Stated task :: Render the stretch of records from the line containing "wire V2 option" through the line containing "wire ABS pin 14" as a Markdown table. Use the columns Row and Entry, numbering each row and omitting blank lines.

* START *

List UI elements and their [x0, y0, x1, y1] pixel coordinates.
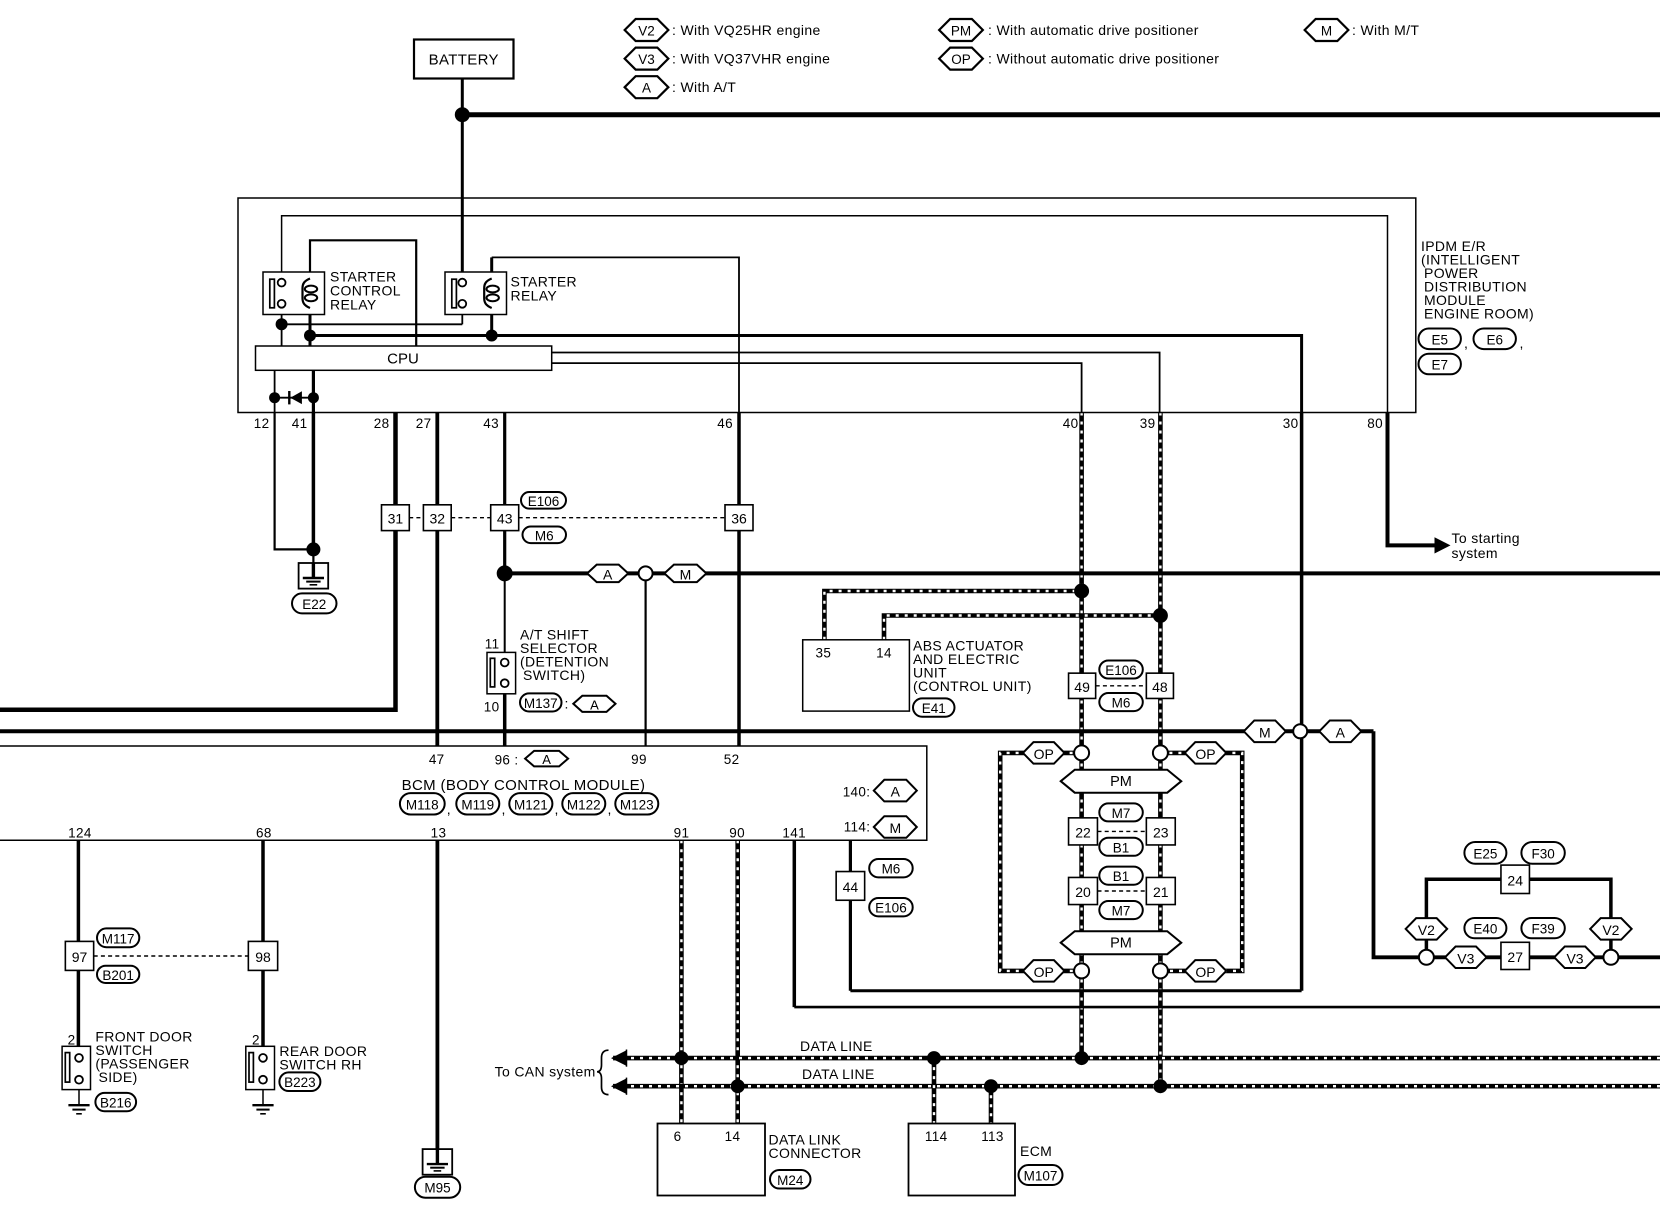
wire V2 option upper branch through connector 24 — [1426, 879, 1611, 950]
connector B201 label — [97, 966, 139, 983]
svg-text:A: A — [590, 697, 599, 712]
svg-text:M118: M118 — [406, 797, 439, 812]
wire A/M junction circle to BCM pin 99 — [644, 573, 646, 746]
option hexagon OP upper right — [1185, 742, 1227, 764]
svg-text:97: 97 — [72, 949, 88, 965]
connector pin 48 — [1146, 673, 1173, 698]
svg-text:,: , — [608, 801, 612, 817]
svg-text:14: 14 — [725, 1129, 741, 1144]
wire IPDM pin 12 to ground junction — [275, 413, 314, 550]
connector M118 label — [400, 793, 445, 814]
wire battery bus to right edge — [462, 112, 1660, 117]
svg-text:M95: M95 — [424, 1181, 450, 1196]
connector pin 44 — [836, 872, 865, 901]
connector F39 label — [1521, 918, 1564, 938]
svg-text:A: A — [1336, 724, 1346, 740]
svg-text:140:: 140: — [843, 785, 871, 800]
ground rear door switch — [252, 1104, 273, 1106]
wire BCM pin 124 to connector 97 — [77, 840, 81, 941]
wire ABS pin 14 branch (dashed) — [884, 616, 1160, 640]
option split circle V right — [1603, 950, 1618, 965]
svg-text:80: 80 — [1367, 416, 1383, 431]
connector M137 label — [520, 693, 562, 711]
svg-text:,: , — [1520, 335, 1524, 351]
wire BCM pin 141 to right edge — [793, 840, 797, 1007]
option hexagon M on run to BCM — [1244, 720, 1286, 742]
connector pin 32 — [423, 505, 451, 531]
svg-text:E22: E22 — [302, 597, 326, 612]
CPU box — [256, 346, 552, 370]
option hexagon OP lower right — [1185, 960, 1227, 982]
ground symbol M95 — [423, 1149, 453, 1175]
svg-text:: With VQ25HR engine: : With VQ25HR engine — [672, 22, 821, 38]
svg-text:OP: OP — [1034, 964, 1054, 980]
connector M7 label at 20-21 — [1099, 901, 1143, 919]
data link connector box — [658, 1124, 766, 1196]
svg-text:RELAY: RELAY — [511, 288, 558, 304]
svg-text:SWITCH RH: SWITCH RH — [279, 1057, 361, 1073]
connector pin 31 — [382, 505, 410, 531]
connector pin 36 — [725, 505, 753, 531]
svg-text:M7: M7 — [1112, 806, 1131, 821]
svg-text:M7: M7 — [1112, 904, 1131, 919]
option split circle wire 40 lower — [1074, 963, 1089, 978]
wire pin 46 run to BCM pin 52 — [737, 413, 741, 747]
svg-text:22: 22 — [1075, 824, 1091, 840]
option hexagon V3 left — [1445, 947, 1487, 969]
svg-text:M137: M137 — [524, 696, 558, 711]
connector M123 label — [615, 793, 658, 814]
svg-text:: With VQ37VHR engine: : With VQ37VHR engine — [672, 51, 830, 67]
junction dot BCM pin 91 on data line 1 — [674, 1051, 688, 1065]
junction dot ABS branch on wire 39 — [1153, 608, 1168, 623]
wire BCM pin 91 to data link connector pin 6 (dashed) — [679, 840, 684, 1123]
connector pin 20 — [1069, 877, 1098, 904]
option hexagon V3 right — [1554, 947, 1596, 969]
connector link 49-48 (dashed) — [1096, 685, 1147, 687]
svg-text:28: 28 — [374, 416, 390, 431]
svg-text:To CAN system: To CAN system — [495, 1064, 596, 1080]
svg-text:10: 10 — [484, 700, 500, 715]
wire connector 98 to rear door switch — [261, 970, 265, 1048]
svg-text:A: A — [542, 752, 551, 767]
connector M107 label — [1019, 1165, 1063, 1185]
legend hexagon PM — [939, 19, 983, 41]
connector pin 98 — [248, 941, 277, 970]
wire CPU to diode anode (pin 12 branch) — [274, 370, 276, 412]
svg-text:ECM: ECM — [1020, 1143, 1052, 1159]
svg-text:E41: E41 — [922, 701, 946, 716]
svg-text:141: 141 — [782, 826, 806, 841]
svg-text:114: 114 — [925, 1129, 948, 1144]
connector link 20-21 (dashed) — [1098, 890, 1147, 892]
svg-text:23: 23 — [1153, 824, 1169, 840]
arrow to starting system — [1435, 537, 1451, 553]
svg-text:68: 68 — [256, 826, 272, 841]
connector E106 label at 49-48 — [1099, 661, 1143, 679]
diode — [269, 392, 280, 403]
svg-text:27: 27 — [1507, 949, 1523, 965]
connector E40 label — [1464, 918, 1506, 938]
arrow data line 2 to CAN — [611, 1078, 627, 1094]
svg-text:B201: B201 — [102, 968, 134, 983]
svg-text:M: M — [680, 566, 692, 582]
svg-text:M123: M123 — [620, 797, 654, 812]
wire ABS pin 35 branch (dashed) — [824, 591, 1081, 640]
wire starter relay coil lower — [490, 308, 493, 336]
svg-text:,: , — [502, 801, 506, 817]
wire coil-return run to IPDM pin 30 — [310, 336, 1302, 413]
svg-text:52: 52 — [724, 752, 740, 767]
connector pin 49 — [1069, 673, 1096, 698]
connector pin 21 — [1146, 877, 1175, 904]
switch rear door switch RH — [246, 1046, 275, 1089]
svg-text:6: 6 — [674, 1129, 682, 1144]
svg-text:E106: E106 — [528, 494, 560, 509]
wire IPDM pin 28 to left edge — [0, 413, 396, 710]
junction dot ABS branch on wire 40 — [1074, 584, 1089, 599]
svg-text:A: A — [642, 81, 651, 96]
IPDM E/R outer box — [238, 198, 1416, 413]
svg-text:V3: V3 — [638, 52, 655, 67]
option split circle V left — [1419, 950, 1434, 965]
connector M6 label at 44 — [869, 859, 913, 877]
junction dot wire 39 on data line 2 — [1153, 1079, 1167, 1093]
svg-text:21: 21 — [1153, 884, 1169, 900]
wire BCM pin 140/114 to connector 44 — [849, 840, 852, 991]
connector E22 label — [292, 593, 337, 613]
junction dot BCM pin 90 on data line 2 — [731, 1079, 745, 1093]
svg-text:SWITCH): SWITCH) — [523, 667, 585, 683]
relay starter relay — [445, 272, 507, 315]
legend hexagon V3 — [625, 48, 669, 70]
svg-text:BCM (BODY CONTROL MODULE): BCM (BODY CONTROL MODULE) — [402, 777, 646, 794]
wire IPDM internal feed to pin 80 (via top run) — [282, 216, 1388, 413]
svg-text:DATA LINE: DATA LINE — [800, 1038, 873, 1054]
svg-text:43: 43 — [497, 511, 513, 527]
wire A/M junction to A/T shift selector pin 11 — [504, 573, 506, 656]
wire starter control relay coil feed frame — [310, 240, 416, 346]
svg-text:To starting: To starting — [1452, 530, 1520, 546]
ECM box — [909, 1124, 1016, 1196]
svg-text:36: 36 — [731, 511, 747, 527]
svg-text:M107: M107 — [1024, 1169, 1058, 1184]
connector M122 label — [562, 793, 605, 814]
connector M6 label at 49-48 — [1099, 693, 1143, 711]
option split circle wire 39 lower — [1153, 963, 1168, 978]
option hexagon PM lower — [1061, 931, 1182, 954]
svg-text:30: 30 — [1283, 416, 1299, 431]
svg-text:27: 27 — [416, 416, 432, 431]
wire OP option loop right (dashed) — [1160, 753, 1242, 971]
option hexagon A on ignition run — [587, 565, 628, 583]
connector M6 label — [523, 527, 567, 544]
svg-text:M24: M24 — [777, 1173, 804, 1188]
svg-text:91: 91 — [674, 826, 690, 841]
svg-text:V3: V3 — [1566, 950, 1583, 966]
svg-text:B223: B223 — [284, 1075, 316, 1090]
svg-text:(CONTROL UNIT): (CONTROL UNIT) — [913, 678, 1032, 694]
svg-text:124: 124 — [68, 826, 92, 841]
svg-text:99: 99 — [631, 752, 647, 767]
wire IPDM pin 43 to A/M junction — [503, 413, 506, 574]
BCM body control module box — [0, 746, 927, 840]
svg-text:43: 43 — [483, 416, 499, 431]
wire CAN data line 2 (dashed) — [613, 1084, 1660, 1089]
svg-text:12: 12 — [254, 416, 270, 431]
svg-text:CPU: CPU — [387, 351, 419, 368]
svg-text:98: 98 — [255, 949, 271, 965]
option split circle wire 39 upper — [1153, 745, 1168, 760]
wire A/T shift selector pin 10 to BCM pin 96 — [503, 686, 507, 746]
connector B223 label — [279, 1072, 320, 1091]
svg-text:114:: 114: — [844, 820, 871, 835]
wire BCM pin 68 to connector 98 — [261, 840, 265, 941]
svg-text:: With M/T: : With M/T — [1352, 22, 1419, 38]
wire rear door switch to earth — [262, 1084, 264, 1106]
relay starter control relay — [263, 272, 325, 315]
brace to CAN system — [597, 1050, 609, 1094]
option hexagon OP upper left — [1023, 742, 1064, 764]
svg-text:ENGINE ROOM): ENGINE ROOM) — [1424, 306, 1534, 322]
wire starter control relay switch lower to CPU and starter relay switch — [281, 308, 283, 346]
connector pin 22 — [1069, 818, 1098, 845]
connector E6 — [1474, 329, 1516, 350]
legend hexagon V2 — [625, 19, 669, 41]
connector E41 label — [913, 698, 955, 716]
svg-text:OP: OP — [1034, 746, 1054, 762]
svg-text:E25: E25 — [1473, 846, 1497, 861]
svg-text:24: 24 — [1507, 872, 1523, 888]
connector link 22-23 (dashed) — [1098, 830, 1147, 832]
connector E106 label — [521, 492, 566, 509]
svg-text:11: 11 — [485, 637, 500, 652]
junction dot starter control relay switch return — [276, 318, 288, 330]
svg-text:96 :: 96 : — [495, 753, 519, 768]
connector M95 label — [415, 1177, 460, 1198]
wire BCM 140/114 link run — [850, 989, 1301, 992]
svg-text:BATTERY: BATTERY — [429, 52, 499, 69]
svg-text:V2: V2 — [638, 24, 655, 39]
connector B216 label — [95, 1093, 136, 1111]
svg-text:2: 2 — [252, 1033, 260, 1048]
connector B1 label at 22-23 — [1099, 838, 1143, 856]
option split circle on ignition run — [639, 566, 653, 580]
wire BCM pin 13 to ground M95 — [435, 840, 439, 1150]
connector M119 label — [456, 793, 499, 814]
wire ECM pin 114 to data line 1 (dashed) — [932, 1058, 937, 1123]
svg-text:F39: F39 — [1531, 922, 1554, 937]
svg-text:PM: PM — [1110, 774, 1132, 790]
svg-text:E5: E5 — [1431, 332, 1448, 347]
ABS actuator and electric unit box — [803, 640, 910, 711]
wire ECM pin 113 to data line 2 (dashed) — [989, 1086, 994, 1123]
connector M121 label — [509, 793, 552, 814]
svg-text:48: 48 — [1152, 679, 1168, 695]
svg-text:14: 14 — [876, 646, 892, 661]
svg-text:35: 35 — [816, 646, 832, 661]
connector pin 97 — [65, 941, 93, 970]
svg-text:M117: M117 — [102, 931, 135, 946]
svg-text:M122: M122 — [567, 797, 601, 812]
svg-text:A: A — [603, 566, 613, 582]
wire CPU to IPDM pin 39 — [552, 353, 1160, 413]
svg-text:SIDE): SIDE) — [99, 1069, 138, 1085]
junction dot starter relay coil return — [486, 330, 498, 342]
svg-text:90: 90 — [729, 826, 745, 841]
connector link 97-98 (dashed) — [94, 955, 249, 957]
connector pin 43 — [491, 505, 519, 531]
ground front door switch — [68, 1104, 89, 1106]
svg-text:F30: F30 — [1531, 846, 1554, 861]
wire CPU to IPDM pin 40 — [552, 363, 1082, 412]
svg-text:M119: M119 — [461, 797, 494, 812]
connector E106 label at 44 — [869, 898, 913, 916]
wire CPU to diode cathode (pin 41 branch) — [312, 370, 315, 412]
svg-text:V2: V2 — [1418, 922, 1435, 938]
wire ignition A/M run to right edge — [505, 571, 1660, 575]
svg-text:M: M — [1259, 724, 1271, 740]
svg-text:M: M — [1321, 24, 1332, 39]
svg-text:31: 31 — [388, 511, 404, 527]
svg-text:46: 46 — [717, 416, 733, 431]
connector pin 23 — [1146, 818, 1175, 845]
svg-text:M6: M6 — [882, 862, 901, 877]
svg-text:13: 13 — [431, 826, 447, 841]
junction dot pin 43 wire to A/M run — [497, 565, 513, 581]
wire front door switch to earth — [78, 1084, 80, 1106]
wire starter control relay coil lower to CPU — [309, 308, 312, 347]
svg-text:40: 40 — [1063, 416, 1079, 431]
connector pin 24 — [1501, 865, 1530, 893]
svg-text:A: A — [891, 784, 901, 800]
svg-text:M: M — [889, 820, 901, 836]
junction dot ECM 114 on data line 1 — [927, 1051, 941, 1065]
wire IPDM pin 41 to ground junction E22 — [312, 413, 316, 550]
legend hexagon OP — [939, 48, 983, 70]
wire IPDM pin 80 to starting system — [1388, 413, 1437, 546]
wire IPDM pin 39 to CAN data line 2 (dashed) — [1158, 413, 1163, 1087]
svg-text:B216: B216 — [100, 1096, 132, 1111]
junction dot battery bus — [455, 107, 470, 122]
connector F30 label — [1521, 842, 1564, 864]
svg-text:CONNECTOR: CONNECTOR — [769, 1145, 862, 1161]
option split circle wire 40 upper — [1074, 745, 1089, 760]
junction dot ground E22 — [306, 542, 320, 556]
svg-text:,: , — [555, 801, 559, 817]
wire IPDM pin 40 to CAN data line 1 (dashed) — [1079, 413, 1084, 1059]
svg-text:E6: E6 — [1486, 332, 1503, 347]
option hexagon V2 left — [1406, 918, 1448, 940]
svg-text:PM: PM — [951, 24, 971, 39]
svg-text:32: 32 — [430, 511, 446, 527]
battery — [414, 40, 514, 79]
wire M/T A/T option run (y=731) — [0, 729, 1374, 733]
svg-text:20: 20 — [1075, 884, 1091, 900]
svg-text:: Without automatic drive posi: : Without automatic drive positioner — [988, 51, 1219, 67]
junction dot wire 40 on data line 1 — [1075, 1051, 1089, 1065]
connector pin 27 engine — [1501, 942, 1530, 969]
svg-text:: With A/T: : With A/T — [672, 79, 736, 95]
svg-text:47: 47 — [429, 752, 445, 767]
connector M117 label — [97, 928, 139, 947]
svg-text:41: 41 — [292, 416, 308, 431]
svg-text:39: 39 — [1140, 416, 1156, 431]
svg-text:2: 2 — [68, 1033, 76, 1048]
wire IPDM pin 27 to BCM pin 47 — [435, 413, 439, 747]
svg-text:113: 113 — [981, 1129, 1004, 1144]
connector M7 label at 22-23 — [1099, 803, 1143, 821]
svg-text:V2: V2 — [1602, 922, 1619, 938]
option hexagon V2 right — [1590, 918, 1632, 940]
option hexagon PM upper — [1061, 770, 1182, 793]
svg-text:44: 44 — [843, 879, 859, 895]
svg-text:system: system — [1452, 545, 1498, 561]
svg-text::: : — [565, 696, 569, 712]
wire BCM pin 90 to data link connector pin 14 (dashed) — [735, 840, 740, 1123]
svg-text:V3: V3 — [1457, 950, 1474, 966]
option hexagon A at M137 — [573, 696, 615, 712]
svg-text:,: , — [1464, 335, 1468, 351]
svg-text:B1: B1 — [1113, 840, 1130, 855]
ground symbol E22 — [299, 563, 329, 589]
svg-text:PM: PM — [1110, 936, 1132, 952]
svg-text:E106: E106 — [875, 901, 907, 916]
switch A/T shift selector (detention switch) — [487, 652, 516, 693]
svg-text:M6: M6 — [1112, 696, 1131, 711]
wire battery to junction — [461, 79, 464, 115]
wire CAN data line 1 (dashed) — [613, 1056, 1660, 1061]
connector E5 — [1419, 329, 1461, 350]
option hexagon A on run to BCM — [1319, 720, 1361, 742]
option hexagon OP lower left — [1023, 960, 1064, 982]
legend hexagon M — [1305, 19, 1349, 41]
option split circle pin 30 run — [1293, 724, 1307, 738]
wire battery feed to starter relay switch — [461, 115, 464, 279]
svg-text:M121: M121 — [514, 797, 548, 812]
junction dot starter control relay coil return — [304, 330, 316, 342]
wire connector 97 to front door switch — [77, 970, 81, 1048]
svg-text:E7: E7 — [1431, 358, 1448, 373]
svg-text:B1: B1 — [1113, 869, 1130, 884]
wire IPDM pin 30 down to BCM branch — [1300, 413, 1304, 991]
svg-text:E40: E40 — [1473, 922, 1497, 937]
svg-text:OP: OP — [951, 52, 971, 67]
svg-text:OP: OP — [1195, 964, 1215, 980]
connector M24 label — [770, 1170, 811, 1189]
connector link 31-32-43-36 (dashed) — [409, 517, 423, 519]
svg-text:RELAY: RELAY — [330, 297, 377, 313]
svg-text:DATA LINE: DATA LINE — [802, 1066, 875, 1082]
svg-text:OP: OP — [1195, 746, 1215, 762]
svg-text:E106: E106 — [1105, 663, 1137, 678]
wire ground junction to ground symbol — [312, 549, 314, 565]
junction dot ECM 113 on data line 2 — [984, 1079, 998, 1093]
legend hexagon A — [625, 76, 669, 98]
connector E25 label — [1464, 842, 1506, 864]
svg-text:: With automatic drive positio: : With automatic drive positioner — [988, 22, 1199, 38]
connector E7 — [1419, 354, 1461, 375]
svg-text:49: 49 — [1074, 679, 1090, 695]
wire A/T branch to V2/V3 split — [1374, 731, 1660, 957]
arrow data line 1 to CAN — [611, 1050, 627, 1066]
switch front door switch (passenger side) — [62, 1046, 90, 1089]
connector B1 label at 20-21 — [1099, 867, 1143, 885]
wire OP option loop left (dashed) — [1000, 753, 1081, 971]
svg-text:M6: M6 — [535, 528, 554, 543]
svg-text:,: , — [447, 801, 451, 817]
wire starter relay coil top to IPDM pin 46 — [492, 257, 739, 412]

* END *

Task result ::
| Row | Entry |
|---|---|
| 1 | wire V2 option upper branch through connector 24 — [1426, 879, 1611, 950] |
| 2 | connector B201 label — [97, 966, 139, 983] |
| 3 | svg-text:A: A — [590, 697, 599, 712] |
| 4 | svg-text:M118: M118 — [406, 797, 439, 812] |
| 5 | wire A/M junction circle to BCM pin 99 — [644, 573, 646, 746] |
| 6 | option hexagon OP upper right — [1185, 742, 1227, 764] |
| 7 | svg-text:97: 97 — [72, 949, 88, 965] |
| 8 | connector pin 48 — [1146, 673, 1173, 698] |
| 9 | svg-text:,: , — [608, 801, 612, 817] |
| 10 | svg-text:14: 14 — [725, 1129, 741, 1144] |
| 11 | wire IPDM pin 12 to ground junction — [275, 413, 314, 550] |
| 12 | connector M118 label — [400, 793, 445, 814] |
| 13 | wire battery bus to right edge — [462, 112, 1660, 117] |
| 14 | svg-text:M95: M95 — [424, 1181, 450, 1196] |
| 15 | connector pin 44 — [836, 872, 865, 901] |
| 16 | connector F39 label — [1521, 918, 1564, 938] |
| 17 | svg-text:A: A — [1336, 724, 1346, 740] |
| 18 | svg-text:140:: 140: — [843, 785, 871, 800] |
| 19 | ground rear door switch — [252, 1104, 273, 1106] |
| 20 | wire BCM pin 124 to connector 97 — [77, 840, 81, 941] |
| 21 | wire ABS pin 14 branch (dashed) — [884, 616, 1160, 640] |